● **Stored data**:

=-=-=-=-=

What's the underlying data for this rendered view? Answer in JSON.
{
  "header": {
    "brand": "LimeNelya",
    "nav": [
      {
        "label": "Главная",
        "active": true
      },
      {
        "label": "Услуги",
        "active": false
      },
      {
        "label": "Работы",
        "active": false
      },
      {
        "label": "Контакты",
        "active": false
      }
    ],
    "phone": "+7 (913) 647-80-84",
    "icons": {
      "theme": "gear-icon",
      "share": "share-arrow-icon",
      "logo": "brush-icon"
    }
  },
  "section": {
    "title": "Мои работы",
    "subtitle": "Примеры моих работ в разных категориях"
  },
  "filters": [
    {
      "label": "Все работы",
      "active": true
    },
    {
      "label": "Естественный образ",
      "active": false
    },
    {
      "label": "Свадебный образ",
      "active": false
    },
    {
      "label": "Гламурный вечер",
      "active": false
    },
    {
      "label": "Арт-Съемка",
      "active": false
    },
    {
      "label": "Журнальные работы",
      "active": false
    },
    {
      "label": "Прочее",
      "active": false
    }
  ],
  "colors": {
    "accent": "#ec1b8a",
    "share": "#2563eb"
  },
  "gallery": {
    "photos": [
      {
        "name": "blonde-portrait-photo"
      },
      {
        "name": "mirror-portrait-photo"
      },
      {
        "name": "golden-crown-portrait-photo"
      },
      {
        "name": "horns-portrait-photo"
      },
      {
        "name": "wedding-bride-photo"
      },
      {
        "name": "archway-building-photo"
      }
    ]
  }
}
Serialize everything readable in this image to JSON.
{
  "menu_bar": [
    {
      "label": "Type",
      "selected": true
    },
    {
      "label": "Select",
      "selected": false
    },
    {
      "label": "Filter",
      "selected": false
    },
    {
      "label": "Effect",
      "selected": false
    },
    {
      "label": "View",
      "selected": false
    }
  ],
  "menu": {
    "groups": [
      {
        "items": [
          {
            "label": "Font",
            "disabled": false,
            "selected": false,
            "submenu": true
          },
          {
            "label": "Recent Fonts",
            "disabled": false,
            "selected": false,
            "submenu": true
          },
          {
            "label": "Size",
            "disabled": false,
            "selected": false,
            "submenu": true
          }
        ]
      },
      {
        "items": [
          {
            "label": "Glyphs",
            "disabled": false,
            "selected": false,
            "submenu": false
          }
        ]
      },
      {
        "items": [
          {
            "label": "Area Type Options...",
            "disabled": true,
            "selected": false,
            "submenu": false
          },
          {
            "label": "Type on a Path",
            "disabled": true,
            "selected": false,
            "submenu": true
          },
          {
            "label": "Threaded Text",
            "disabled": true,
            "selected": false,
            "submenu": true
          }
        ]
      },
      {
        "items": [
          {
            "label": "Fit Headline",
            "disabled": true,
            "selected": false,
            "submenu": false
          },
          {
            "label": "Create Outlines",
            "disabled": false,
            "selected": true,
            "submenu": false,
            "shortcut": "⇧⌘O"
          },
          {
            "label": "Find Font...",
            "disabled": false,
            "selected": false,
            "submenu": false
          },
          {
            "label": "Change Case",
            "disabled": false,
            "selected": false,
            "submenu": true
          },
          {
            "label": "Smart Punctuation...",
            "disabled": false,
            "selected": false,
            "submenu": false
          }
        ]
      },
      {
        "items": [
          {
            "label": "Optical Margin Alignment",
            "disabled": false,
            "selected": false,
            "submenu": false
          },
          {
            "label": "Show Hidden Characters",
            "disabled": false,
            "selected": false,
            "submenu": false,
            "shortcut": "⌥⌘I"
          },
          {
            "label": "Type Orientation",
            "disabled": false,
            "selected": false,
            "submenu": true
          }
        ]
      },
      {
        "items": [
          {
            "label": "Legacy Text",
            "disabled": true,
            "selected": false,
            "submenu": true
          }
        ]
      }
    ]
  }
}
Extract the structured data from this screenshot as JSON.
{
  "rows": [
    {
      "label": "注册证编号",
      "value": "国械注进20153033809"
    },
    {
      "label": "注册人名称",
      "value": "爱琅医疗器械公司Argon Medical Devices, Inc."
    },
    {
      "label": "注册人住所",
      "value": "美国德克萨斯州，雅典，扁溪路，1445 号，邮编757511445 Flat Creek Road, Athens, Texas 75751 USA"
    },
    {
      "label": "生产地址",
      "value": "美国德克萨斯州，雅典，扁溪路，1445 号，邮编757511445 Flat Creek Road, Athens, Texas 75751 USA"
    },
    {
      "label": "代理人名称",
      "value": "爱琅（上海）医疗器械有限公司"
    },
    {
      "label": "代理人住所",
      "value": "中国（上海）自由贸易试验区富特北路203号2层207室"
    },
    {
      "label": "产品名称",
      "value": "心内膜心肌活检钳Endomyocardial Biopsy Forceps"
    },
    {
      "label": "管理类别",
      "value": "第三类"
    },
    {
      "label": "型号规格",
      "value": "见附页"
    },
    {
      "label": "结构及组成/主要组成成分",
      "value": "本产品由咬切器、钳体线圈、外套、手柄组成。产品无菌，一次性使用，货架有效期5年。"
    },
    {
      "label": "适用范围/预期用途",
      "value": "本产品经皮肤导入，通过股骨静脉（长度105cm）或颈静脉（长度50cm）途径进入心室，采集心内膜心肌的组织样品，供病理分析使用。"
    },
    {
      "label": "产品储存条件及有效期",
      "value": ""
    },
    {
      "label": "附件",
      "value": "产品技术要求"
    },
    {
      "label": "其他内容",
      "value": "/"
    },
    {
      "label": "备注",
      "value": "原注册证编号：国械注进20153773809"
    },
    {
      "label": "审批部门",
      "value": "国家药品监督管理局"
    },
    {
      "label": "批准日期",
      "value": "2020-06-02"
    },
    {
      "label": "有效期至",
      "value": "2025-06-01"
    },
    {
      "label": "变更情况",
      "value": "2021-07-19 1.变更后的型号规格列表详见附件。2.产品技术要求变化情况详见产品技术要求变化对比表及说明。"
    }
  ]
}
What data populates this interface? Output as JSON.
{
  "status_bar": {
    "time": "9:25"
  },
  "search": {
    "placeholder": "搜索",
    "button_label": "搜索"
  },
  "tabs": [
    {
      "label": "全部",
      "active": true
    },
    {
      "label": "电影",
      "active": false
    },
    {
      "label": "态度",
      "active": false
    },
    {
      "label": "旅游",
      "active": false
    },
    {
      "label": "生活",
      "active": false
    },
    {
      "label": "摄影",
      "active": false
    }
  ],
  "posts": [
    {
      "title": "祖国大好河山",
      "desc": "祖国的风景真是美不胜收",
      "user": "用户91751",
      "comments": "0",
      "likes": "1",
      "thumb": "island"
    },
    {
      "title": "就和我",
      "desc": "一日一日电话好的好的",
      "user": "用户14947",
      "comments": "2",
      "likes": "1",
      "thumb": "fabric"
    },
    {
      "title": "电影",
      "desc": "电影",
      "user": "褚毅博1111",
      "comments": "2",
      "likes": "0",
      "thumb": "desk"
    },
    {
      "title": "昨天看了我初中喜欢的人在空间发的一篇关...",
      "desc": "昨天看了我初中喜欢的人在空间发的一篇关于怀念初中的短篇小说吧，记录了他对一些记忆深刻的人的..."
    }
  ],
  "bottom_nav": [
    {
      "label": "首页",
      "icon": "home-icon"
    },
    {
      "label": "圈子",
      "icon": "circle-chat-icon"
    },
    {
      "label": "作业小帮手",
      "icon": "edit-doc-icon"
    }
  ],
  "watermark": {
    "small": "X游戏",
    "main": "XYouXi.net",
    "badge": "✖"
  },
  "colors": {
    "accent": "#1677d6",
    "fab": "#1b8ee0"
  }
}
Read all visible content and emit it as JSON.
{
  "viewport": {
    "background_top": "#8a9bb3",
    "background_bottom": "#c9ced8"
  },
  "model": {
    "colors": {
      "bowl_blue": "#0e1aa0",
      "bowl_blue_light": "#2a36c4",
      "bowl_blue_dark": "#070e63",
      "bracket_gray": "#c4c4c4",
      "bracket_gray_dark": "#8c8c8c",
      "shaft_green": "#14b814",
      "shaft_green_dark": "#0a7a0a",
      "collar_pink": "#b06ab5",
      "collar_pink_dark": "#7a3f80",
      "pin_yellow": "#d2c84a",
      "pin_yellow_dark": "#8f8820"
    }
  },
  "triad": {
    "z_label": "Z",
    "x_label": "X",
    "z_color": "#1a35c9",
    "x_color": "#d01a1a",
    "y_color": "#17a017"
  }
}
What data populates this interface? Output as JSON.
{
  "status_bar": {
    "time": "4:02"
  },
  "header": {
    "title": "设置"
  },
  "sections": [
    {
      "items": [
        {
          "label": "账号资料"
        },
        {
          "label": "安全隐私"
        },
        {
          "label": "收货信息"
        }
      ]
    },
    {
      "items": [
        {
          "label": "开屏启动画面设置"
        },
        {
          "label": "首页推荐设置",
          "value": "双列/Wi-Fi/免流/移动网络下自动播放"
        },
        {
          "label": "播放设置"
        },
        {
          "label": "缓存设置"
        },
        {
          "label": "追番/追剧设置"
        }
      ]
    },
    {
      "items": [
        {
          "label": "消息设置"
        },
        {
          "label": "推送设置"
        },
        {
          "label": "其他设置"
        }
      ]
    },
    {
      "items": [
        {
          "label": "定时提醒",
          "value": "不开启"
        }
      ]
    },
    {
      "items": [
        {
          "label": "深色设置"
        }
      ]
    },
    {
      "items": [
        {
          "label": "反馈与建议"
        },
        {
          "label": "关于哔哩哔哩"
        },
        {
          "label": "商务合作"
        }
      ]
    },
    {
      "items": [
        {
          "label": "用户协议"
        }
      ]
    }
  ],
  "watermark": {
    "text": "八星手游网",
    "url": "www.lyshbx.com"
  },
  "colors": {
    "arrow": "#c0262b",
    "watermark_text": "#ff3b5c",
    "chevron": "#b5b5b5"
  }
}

=-=-=-=-=

● **WORK TO BE COMPLETED**: Collect, from the material above, every line containing the word "desc".

● **PROBLEM SOLUTION**:
      "desc": "祖国的风景真是美不胜收",
      "desc": "一日一日电话好的好的",
      "desc": "电影",
      "desc": "昨天看了我初中喜欢的人在空间发的一篇关于怀念初中的短篇小说吧，记录了他对一些记忆深刻的人的..."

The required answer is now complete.